/---
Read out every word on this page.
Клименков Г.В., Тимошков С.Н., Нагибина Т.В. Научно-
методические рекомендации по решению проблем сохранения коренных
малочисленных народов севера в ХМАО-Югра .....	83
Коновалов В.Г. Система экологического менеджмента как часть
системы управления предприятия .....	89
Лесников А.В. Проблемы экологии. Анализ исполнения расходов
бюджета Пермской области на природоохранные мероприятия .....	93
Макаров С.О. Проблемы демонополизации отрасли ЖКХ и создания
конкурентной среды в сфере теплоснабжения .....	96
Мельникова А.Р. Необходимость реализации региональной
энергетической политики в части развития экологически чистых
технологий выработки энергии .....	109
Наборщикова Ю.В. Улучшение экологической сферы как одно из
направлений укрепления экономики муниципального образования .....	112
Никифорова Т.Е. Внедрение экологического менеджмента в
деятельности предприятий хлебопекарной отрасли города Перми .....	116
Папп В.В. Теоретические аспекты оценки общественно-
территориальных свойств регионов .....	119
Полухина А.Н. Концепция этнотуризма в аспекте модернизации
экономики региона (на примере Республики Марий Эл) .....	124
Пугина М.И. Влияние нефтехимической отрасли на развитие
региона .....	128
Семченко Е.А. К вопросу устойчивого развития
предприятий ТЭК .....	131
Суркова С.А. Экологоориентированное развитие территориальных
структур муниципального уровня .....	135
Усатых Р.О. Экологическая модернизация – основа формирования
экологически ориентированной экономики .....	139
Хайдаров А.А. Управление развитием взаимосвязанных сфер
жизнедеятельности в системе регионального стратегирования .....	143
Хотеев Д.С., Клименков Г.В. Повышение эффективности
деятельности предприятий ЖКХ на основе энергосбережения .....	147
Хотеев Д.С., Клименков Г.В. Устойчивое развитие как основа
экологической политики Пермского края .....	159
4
\---
## YOUR INSTRUCTIONS
Write every entry out again exactly.

## CORRECT RESULT
Read out every word on this page.
Клименков Г.В., Тимошков С.Н., Нагибина Т.В. Научно-
методические рекомендации по решению проблем сохранения коренных
малочисленных народов севера в ХМАО-Югра .....	83
Коновалов В.Г. Система экологического менеджмента как часть
системы управления предприятия .....	89
Лесников А.В. Проблемы экологии. Анализ исполнения расходов
бюджета Пермской области на природоохранные мероприятия .....	93
Макаров С.О. Проблемы демонополизации отрасли ЖКХ и создания
конкурентной среды в сфере теплоснабжения .....	96
Мельникова А.Р. Необходимость реализации региональной
энергетической политики в части развития экологически чистых
технологий выработки энергии .....	109
Наборщикова Ю.В. Улучшение экологической сферы как одно из
направлений укрепления экономики муниципального образования .....	112
Никифорова Т.Е. Внедрение экологического менеджмента в
деятельности предприятий хлебопекарной отрасли города Перми .....	116
Папп В.В. Теоретические аспекты оценки общественно-
территориальных свойств регионов .....	119
Полухина А.Н. Концепция этнотуризма в аспекте модернизации
экономики региона (на примере Республики Марий Эл) .....	124
Пугина М.И. Влияние нефтехимической отрасли на развитие
региона .....	128
Семченко Е.А. К вопросу устойчивого развития
предприятий ТЭК .....	131
Суркова С.А. Экологоориентированное развитие территориальных
структур муниципального уровня .....	135
Усатых Р.О. Экологическая модернизация – основа формирования
экологически ориентированной экономики .....	139
Хайдаров А.А. Управление развитием взаимосвязанных сфер
жизнедеятельности в системе регионального стратегирования .....	143
Хотеев Д.С., Клименков Г.В. Повышение эффективности
деятельности предприятий ЖКХ на основе энергосбережения .....	147
Хотеев Д.С., Клименков Г.В. Устойчивое развитие как основа
экологической политики Пермского края .....	159
4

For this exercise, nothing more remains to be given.